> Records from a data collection
--- begin ---

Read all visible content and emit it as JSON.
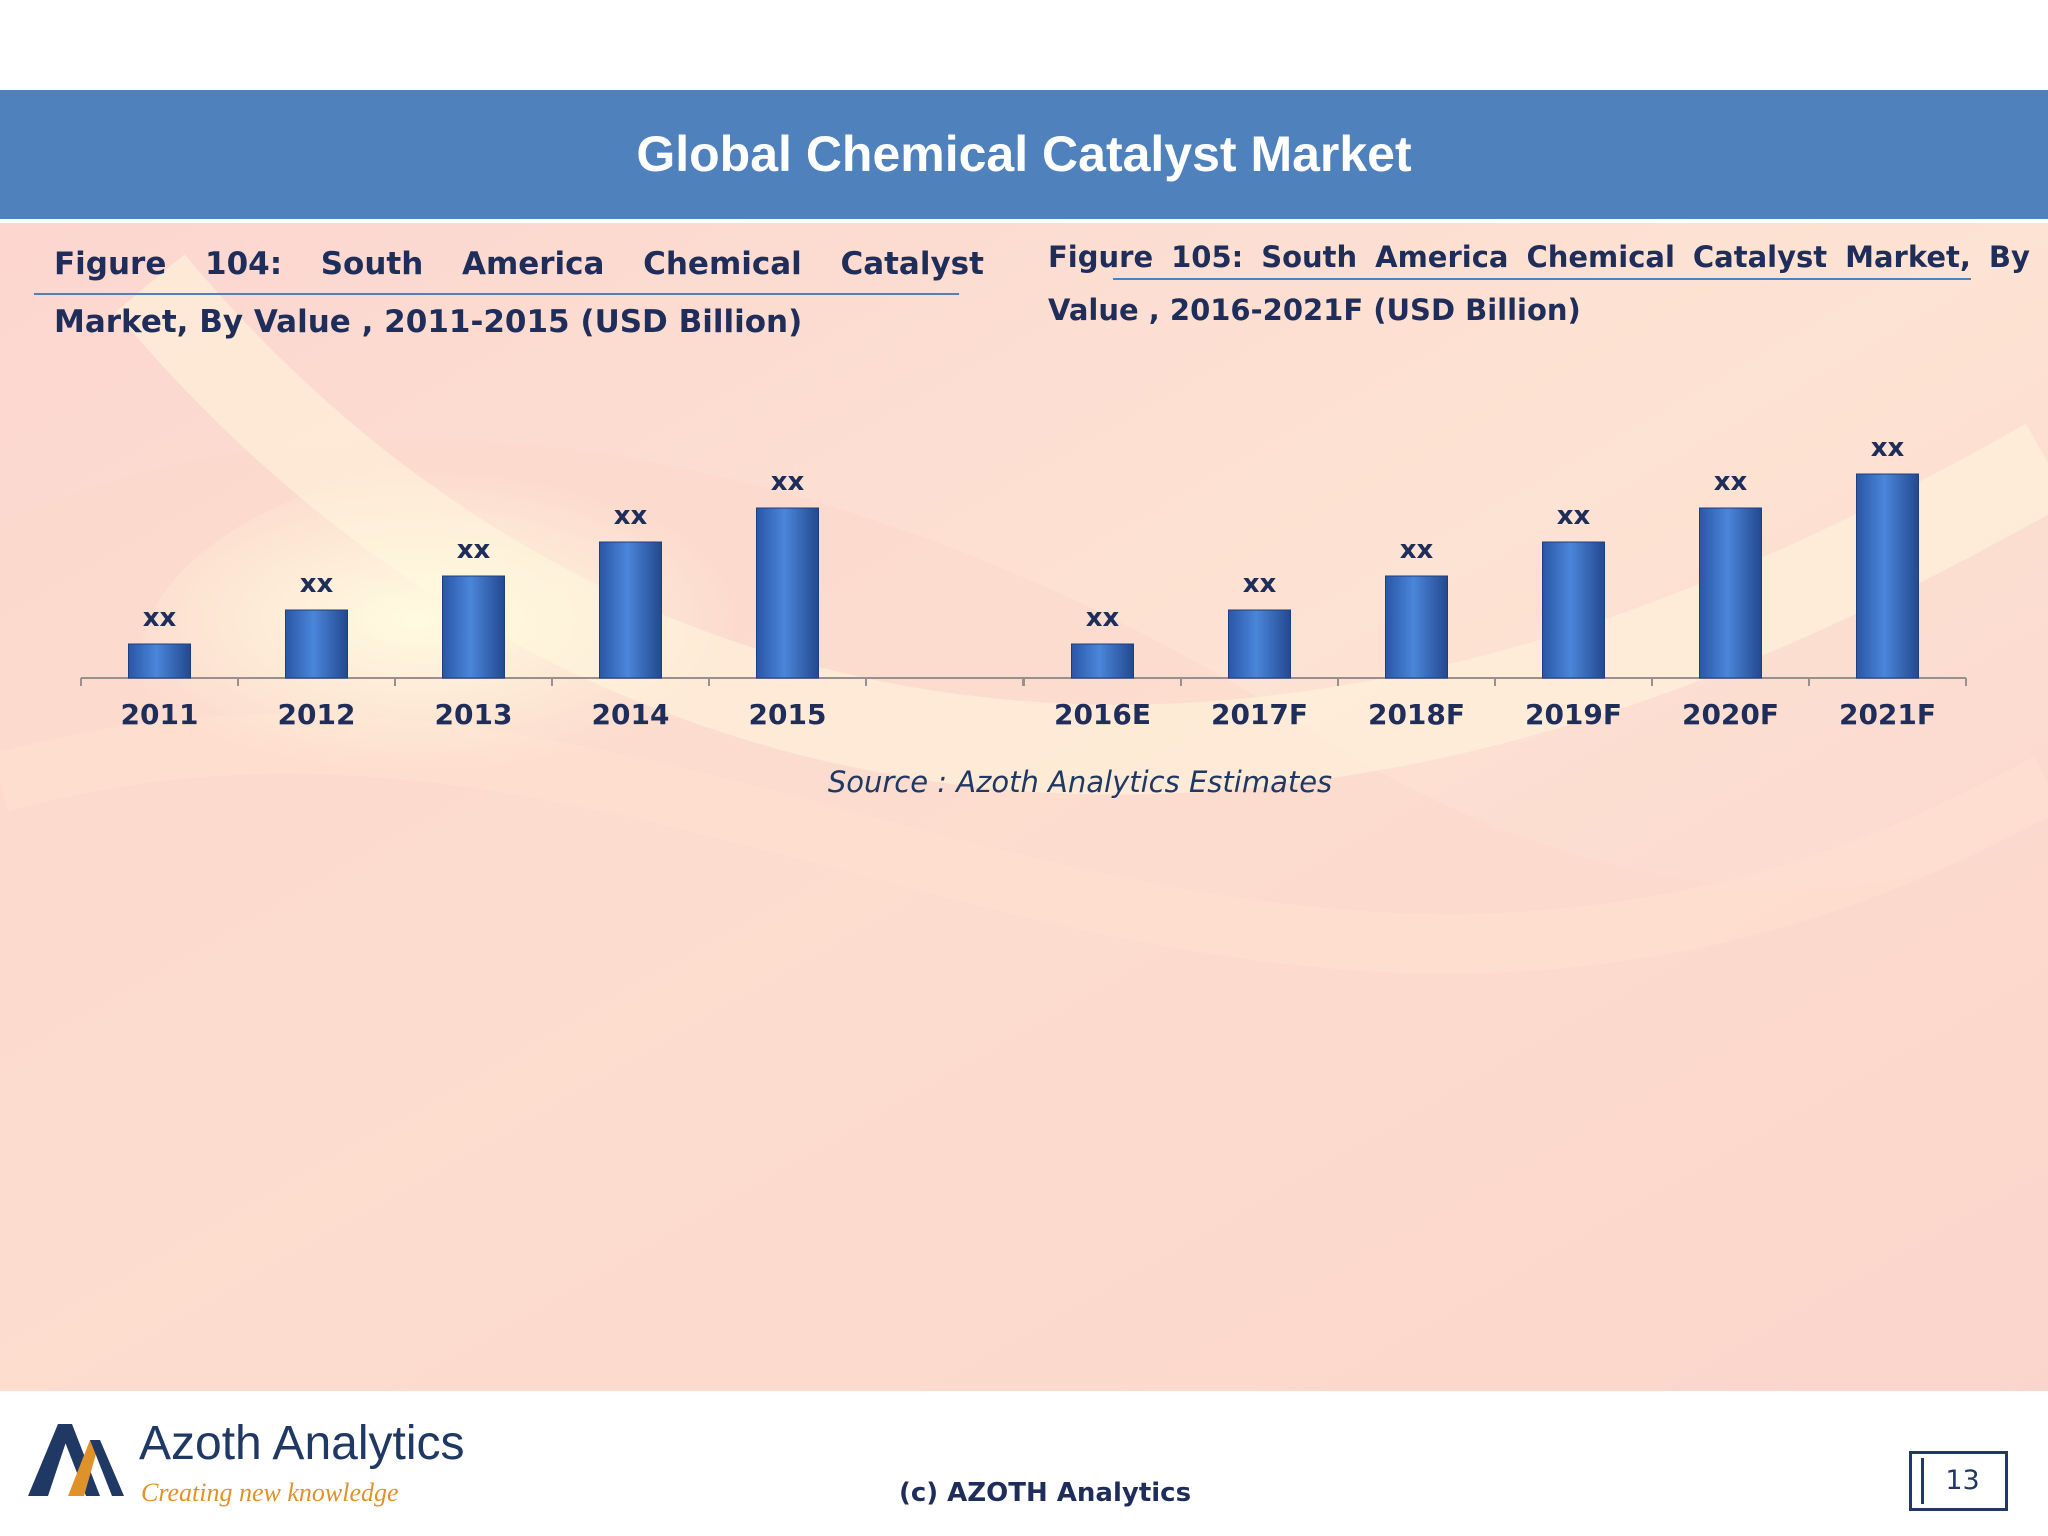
{
  "header": {
    "title": "Global Chemical Catalyst Market"
  },
  "figures": {
    "left": {
      "line1_words": [
        "Figure",
        "104:",
        "South",
        "America",
        "Chemical",
        "Catalyst"
      ],
      "line2": "Market, By Value , 2011-2015 (USD Billion)"
    },
    "right": {
      "line1_words": [
        "Figure",
        "105:",
        "South",
        "America",
        "Chemical",
        "Catalyst",
        "Market,",
        "By"
      ],
      "line2": "Value , 2016-2021F (USD Billion)"
    }
  },
  "chart_data": [
    {
      "type": "bar",
      "title": "Figure 104: South America Chemical Catalyst Market, By Value , 2011-2015 (USD Billion)",
      "categories": [
        "2011",
        "2012",
        "2013",
        "2014",
        "2015",
        ""
      ],
      "values": [
        1,
        2,
        3,
        4,
        5,
        null
      ],
      "data_labels": [
        "xx",
        "xx",
        "xx",
        "xx",
        "xx",
        ""
      ],
      "ylim": [
        0,
        6
      ],
      "grid": false,
      "color": "#3b6fc4",
      "note": "values withheld in the original (shown as xx); heights reflect relative rank only"
    },
    {
      "type": "bar",
      "title": "Figure 105: South America Chemical Catalyst Market, By Value , 2016-2021F (USD Billion)",
      "categories": [
        "2016E",
        "2017F",
        "2018F",
        "2019F",
        "2020F",
        "2021F"
      ],
      "values": [
        1,
        2,
        3,
        4,
        5,
        6
      ],
      "data_labels": [
        "xx",
        "xx",
        "xx",
        "xx",
        "xx",
        "xx"
      ],
      "ylim": [
        0,
        6
      ],
      "grid": false,
      "color": "#3b6fc4"
    }
  ],
  "source": "Source : Azoth Analytics Estimates",
  "footer": {
    "logo_name": "Azoth Analytics",
    "logo_tagline": "Creating new knowledge",
    "copyright": "(c) AZOTH Analytics",
    "page_number": "13"
  },
  "colors": {
    "header_band": "#4f81bd",
    "bar_fill": "#3b6fc4",
    "text_dark": "#1f2d5a",
    "logo_accent": "#e0922a"
  }
}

--- end ---

Pictures stay out; reproduce every line of the records exactly.

Read all visible content and emit it as JSON.
{
  "header": {
    "title": "Global Chemical Catalyst Market"
  },
  "figures": {
    "left": {
      "line1_words": [
        "Figure",
        "104:",
        "South",
        "America",
        "Chemical",
        "Catalyst"
      ],
      "line2": "Market, By Value , 2011-2015 (USD Billion)"
    },
    "right": {
      "line1_words": [
        "Figure",
        "105:",
        "South",
        "America",
        "Chemical",
        "Catalyst",
        "Market,",
        "By"
      ],
      "line2": "Value , 2016-2021F (USD Billion)"
    }
  },
  "chart_data": [
    {
      "type": "bar",
      "title": "Figure 104: South America Chemical Catalyst Market, By Value , 2011-2015 (USD Billion)",
      "categories": [
        "2011",
        "2012",
        "2013",
        "2014",
        "2015",
        ""
      ],
      "values": [
        1,
        2,
        3,
        4,
        5,
        null
      ],
      "data_labels": [
        "xx",
        "xx",
        "xx",
        "xx",
        "xx",
        ""
      ],
      "ylim": [
        0,
        6
      ],
      "grid": false,
      "color": "#3b6fc4",
      "note": "values withheld in the original (shown as xx); heights reflect relative rank only"
    },
    {
      "type": "bar",
      "title": "Figure 105: South America Chemical Catalyst Market, By Value , 2016-2021F (USD Billion)",
      "categories": [
        "2016E",
        "2017F",
        "2018F",
        "2019F",
        "2020F",
        "2021F"
      ],
      "values": [
        1,
        2,
        3,
        4,
        5,
        6
      ],
      "data_labels": [
        "xx",
        "xx",
        "xx",
        "xx",
        "xx",
        "xx"
      ],
      "ylim": [
        0,
        6
      ],
      "grid": false,
      "color": "#3b6fc4"
    }
  ],
  "source": "Source : Azoth Analytics Estimates",
  "footer": {
    "logo_name": "Azoth Analytics",
    "logo_tagline": "Creating new knowledge",
    "copyright": "(c) AZOTH Analytics",
    "page_number": "13"
  },
  "colors": {
    "header_band": "#4f81bd",
    "bar_fill": "#3b6fc4",
    "text_dark": "#1f2d5a",
    "logo_accent": "#e0922a"
  }
}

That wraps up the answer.